◆ TASK
Your task is to gather the lines below that hold the string "What".

◆ Data records

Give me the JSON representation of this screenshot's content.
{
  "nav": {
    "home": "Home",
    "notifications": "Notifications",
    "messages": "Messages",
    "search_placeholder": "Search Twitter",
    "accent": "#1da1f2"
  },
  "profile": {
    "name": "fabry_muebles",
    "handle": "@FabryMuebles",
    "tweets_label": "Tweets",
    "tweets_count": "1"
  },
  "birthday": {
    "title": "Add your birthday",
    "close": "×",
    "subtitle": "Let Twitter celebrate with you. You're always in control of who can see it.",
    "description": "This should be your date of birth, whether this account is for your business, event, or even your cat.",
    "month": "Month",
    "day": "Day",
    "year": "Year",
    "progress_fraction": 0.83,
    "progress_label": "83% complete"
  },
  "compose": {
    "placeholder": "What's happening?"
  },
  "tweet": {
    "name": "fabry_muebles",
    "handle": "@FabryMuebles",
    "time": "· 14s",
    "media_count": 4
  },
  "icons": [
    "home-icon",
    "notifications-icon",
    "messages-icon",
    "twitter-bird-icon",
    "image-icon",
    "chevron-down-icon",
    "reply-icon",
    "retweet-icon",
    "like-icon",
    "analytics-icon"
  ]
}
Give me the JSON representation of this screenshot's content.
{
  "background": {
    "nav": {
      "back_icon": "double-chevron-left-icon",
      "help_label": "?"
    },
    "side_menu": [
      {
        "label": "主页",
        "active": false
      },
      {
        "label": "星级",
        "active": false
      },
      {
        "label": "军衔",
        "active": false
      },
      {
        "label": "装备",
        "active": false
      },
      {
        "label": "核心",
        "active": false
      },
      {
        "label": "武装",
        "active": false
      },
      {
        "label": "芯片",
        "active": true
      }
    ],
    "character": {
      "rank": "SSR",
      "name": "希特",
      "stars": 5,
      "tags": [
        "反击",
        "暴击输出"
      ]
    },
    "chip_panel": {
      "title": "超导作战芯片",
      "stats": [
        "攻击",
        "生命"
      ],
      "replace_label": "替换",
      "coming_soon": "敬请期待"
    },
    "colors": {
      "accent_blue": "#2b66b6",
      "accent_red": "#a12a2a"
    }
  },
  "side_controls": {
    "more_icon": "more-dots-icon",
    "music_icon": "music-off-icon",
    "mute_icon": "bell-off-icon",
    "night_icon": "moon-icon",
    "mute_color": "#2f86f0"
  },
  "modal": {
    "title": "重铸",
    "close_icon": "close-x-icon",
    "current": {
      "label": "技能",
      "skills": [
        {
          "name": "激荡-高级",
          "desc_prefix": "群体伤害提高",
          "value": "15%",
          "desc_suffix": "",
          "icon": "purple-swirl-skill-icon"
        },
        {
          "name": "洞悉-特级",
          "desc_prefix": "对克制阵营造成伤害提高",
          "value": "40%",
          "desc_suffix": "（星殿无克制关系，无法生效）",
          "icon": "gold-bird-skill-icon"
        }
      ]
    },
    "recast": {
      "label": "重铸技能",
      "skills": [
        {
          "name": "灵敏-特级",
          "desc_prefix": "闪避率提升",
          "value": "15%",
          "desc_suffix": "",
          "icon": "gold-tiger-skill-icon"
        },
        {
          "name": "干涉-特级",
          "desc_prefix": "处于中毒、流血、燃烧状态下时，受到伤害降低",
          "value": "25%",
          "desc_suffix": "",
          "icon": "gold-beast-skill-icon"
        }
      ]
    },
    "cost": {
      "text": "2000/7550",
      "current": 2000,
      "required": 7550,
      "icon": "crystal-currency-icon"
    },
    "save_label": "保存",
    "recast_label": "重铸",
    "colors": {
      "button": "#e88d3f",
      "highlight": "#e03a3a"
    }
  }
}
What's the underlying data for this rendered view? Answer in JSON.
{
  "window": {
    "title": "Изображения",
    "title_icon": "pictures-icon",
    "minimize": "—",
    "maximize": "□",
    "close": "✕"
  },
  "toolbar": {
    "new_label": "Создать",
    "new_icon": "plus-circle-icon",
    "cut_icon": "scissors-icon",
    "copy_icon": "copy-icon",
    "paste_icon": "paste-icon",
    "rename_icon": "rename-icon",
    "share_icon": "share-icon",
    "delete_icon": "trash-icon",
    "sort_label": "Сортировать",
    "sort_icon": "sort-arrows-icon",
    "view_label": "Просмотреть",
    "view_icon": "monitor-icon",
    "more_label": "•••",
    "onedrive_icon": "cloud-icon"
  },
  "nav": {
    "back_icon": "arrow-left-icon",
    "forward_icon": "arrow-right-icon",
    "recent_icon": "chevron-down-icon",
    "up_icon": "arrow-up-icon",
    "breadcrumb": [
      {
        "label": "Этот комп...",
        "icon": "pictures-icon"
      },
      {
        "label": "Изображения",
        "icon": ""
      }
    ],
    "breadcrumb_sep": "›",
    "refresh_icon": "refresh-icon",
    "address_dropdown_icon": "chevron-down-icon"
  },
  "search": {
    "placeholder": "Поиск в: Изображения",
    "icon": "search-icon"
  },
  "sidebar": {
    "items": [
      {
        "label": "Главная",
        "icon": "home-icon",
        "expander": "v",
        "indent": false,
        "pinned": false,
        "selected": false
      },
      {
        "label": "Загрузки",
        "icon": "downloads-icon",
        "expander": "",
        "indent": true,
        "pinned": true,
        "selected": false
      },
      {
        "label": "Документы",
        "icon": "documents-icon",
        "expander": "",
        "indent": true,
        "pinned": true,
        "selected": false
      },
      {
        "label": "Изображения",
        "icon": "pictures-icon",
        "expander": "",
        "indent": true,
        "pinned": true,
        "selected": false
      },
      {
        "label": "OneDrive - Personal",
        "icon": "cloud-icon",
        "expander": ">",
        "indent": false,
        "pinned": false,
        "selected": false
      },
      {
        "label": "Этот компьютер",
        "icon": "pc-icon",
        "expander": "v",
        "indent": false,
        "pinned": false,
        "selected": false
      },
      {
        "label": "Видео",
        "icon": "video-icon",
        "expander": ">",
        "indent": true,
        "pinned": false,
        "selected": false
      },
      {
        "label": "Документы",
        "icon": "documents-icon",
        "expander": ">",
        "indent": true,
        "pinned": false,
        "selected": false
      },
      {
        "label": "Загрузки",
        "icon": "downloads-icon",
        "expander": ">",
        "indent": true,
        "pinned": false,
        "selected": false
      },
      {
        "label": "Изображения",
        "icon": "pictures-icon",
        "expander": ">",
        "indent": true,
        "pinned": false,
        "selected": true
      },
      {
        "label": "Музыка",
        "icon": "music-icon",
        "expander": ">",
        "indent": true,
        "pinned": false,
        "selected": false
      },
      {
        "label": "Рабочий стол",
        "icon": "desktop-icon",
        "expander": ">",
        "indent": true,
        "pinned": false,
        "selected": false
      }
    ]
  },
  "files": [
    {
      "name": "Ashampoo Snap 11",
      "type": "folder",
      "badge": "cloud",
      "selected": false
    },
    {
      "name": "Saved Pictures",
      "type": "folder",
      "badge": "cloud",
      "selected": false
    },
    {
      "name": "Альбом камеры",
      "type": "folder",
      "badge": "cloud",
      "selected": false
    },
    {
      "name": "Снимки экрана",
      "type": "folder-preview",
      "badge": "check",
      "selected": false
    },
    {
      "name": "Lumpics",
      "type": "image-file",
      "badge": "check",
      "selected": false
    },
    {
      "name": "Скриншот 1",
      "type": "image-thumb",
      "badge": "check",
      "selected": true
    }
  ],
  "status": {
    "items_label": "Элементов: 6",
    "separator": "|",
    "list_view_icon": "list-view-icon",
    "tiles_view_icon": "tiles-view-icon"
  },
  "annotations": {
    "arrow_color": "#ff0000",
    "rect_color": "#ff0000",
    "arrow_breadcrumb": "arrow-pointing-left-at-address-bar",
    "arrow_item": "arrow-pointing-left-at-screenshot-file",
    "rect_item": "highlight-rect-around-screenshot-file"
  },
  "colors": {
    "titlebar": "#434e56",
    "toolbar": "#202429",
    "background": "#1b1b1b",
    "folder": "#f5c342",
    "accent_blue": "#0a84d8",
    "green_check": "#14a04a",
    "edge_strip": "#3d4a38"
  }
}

--

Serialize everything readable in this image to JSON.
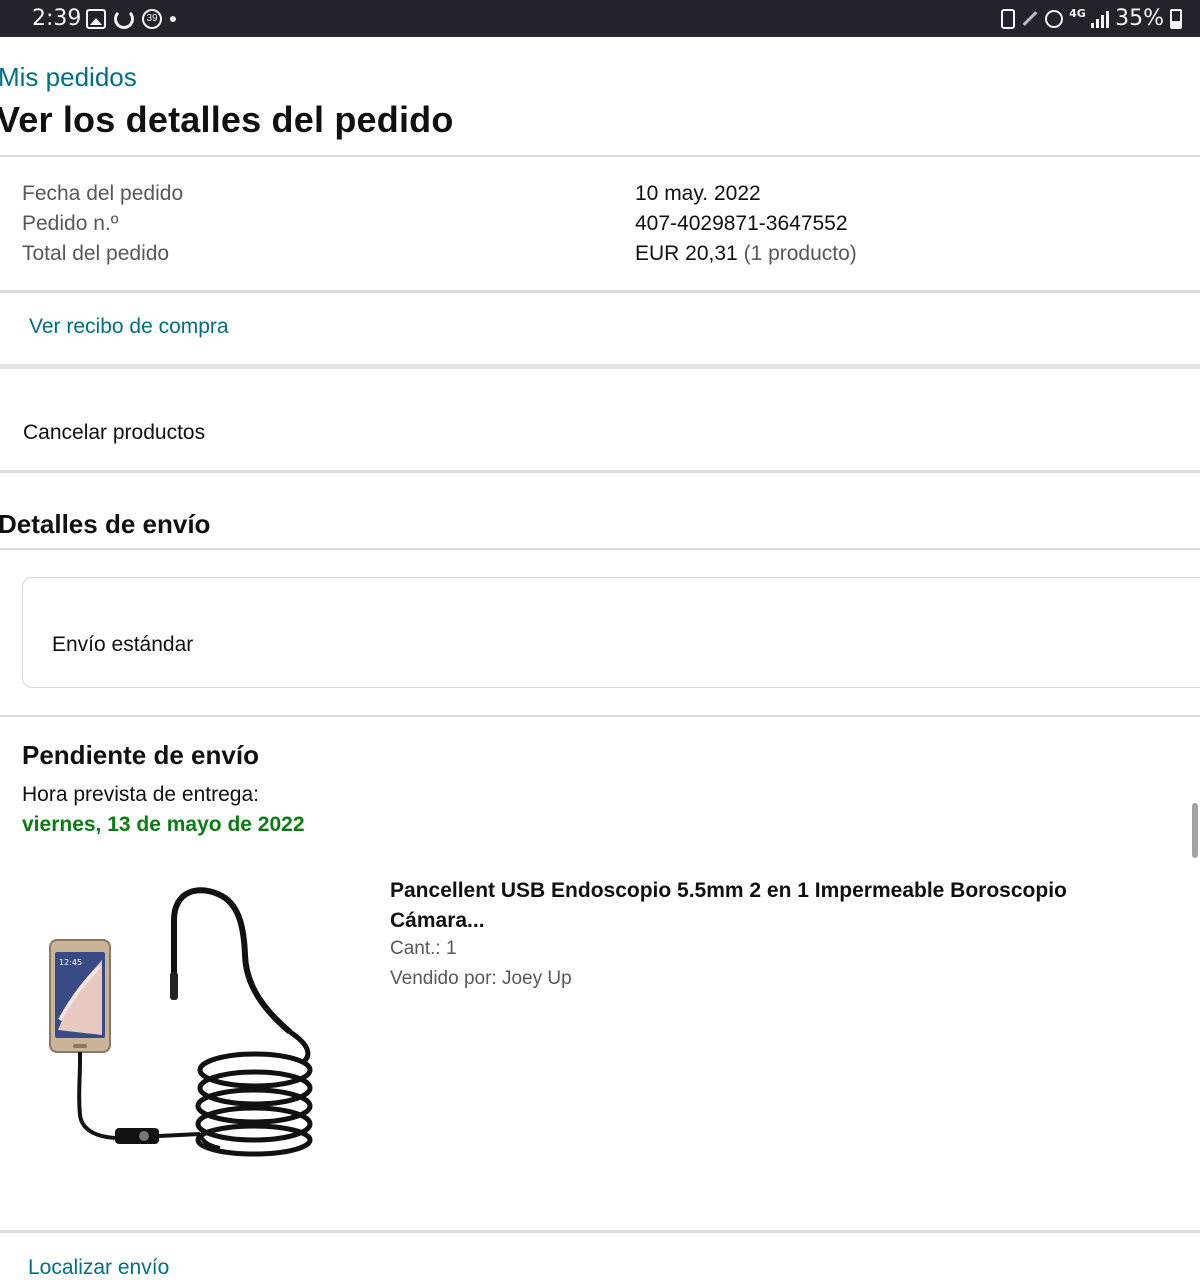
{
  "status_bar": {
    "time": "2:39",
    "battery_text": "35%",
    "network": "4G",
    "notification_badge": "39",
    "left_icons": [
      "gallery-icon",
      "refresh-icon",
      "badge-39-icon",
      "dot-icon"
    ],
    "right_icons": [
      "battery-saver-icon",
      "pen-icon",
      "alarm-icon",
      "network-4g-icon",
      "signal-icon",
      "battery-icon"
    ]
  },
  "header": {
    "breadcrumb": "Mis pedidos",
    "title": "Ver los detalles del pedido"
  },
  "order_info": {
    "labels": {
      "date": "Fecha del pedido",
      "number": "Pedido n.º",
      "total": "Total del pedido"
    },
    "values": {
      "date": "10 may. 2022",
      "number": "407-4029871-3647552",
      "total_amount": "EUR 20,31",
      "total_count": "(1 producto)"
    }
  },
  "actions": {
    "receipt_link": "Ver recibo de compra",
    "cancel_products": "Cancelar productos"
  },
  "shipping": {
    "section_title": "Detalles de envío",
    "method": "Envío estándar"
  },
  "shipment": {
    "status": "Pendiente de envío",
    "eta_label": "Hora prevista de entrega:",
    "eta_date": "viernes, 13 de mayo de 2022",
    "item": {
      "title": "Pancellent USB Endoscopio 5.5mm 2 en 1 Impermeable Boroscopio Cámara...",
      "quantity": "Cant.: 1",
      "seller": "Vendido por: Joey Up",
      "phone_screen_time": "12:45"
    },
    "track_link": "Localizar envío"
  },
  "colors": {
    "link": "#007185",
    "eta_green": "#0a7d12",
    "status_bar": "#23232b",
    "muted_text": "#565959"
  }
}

◆ FULL OUTPUT
    "placeholder": "What's happening?"
What's the underlying data for this rendered view? Answer in JSON.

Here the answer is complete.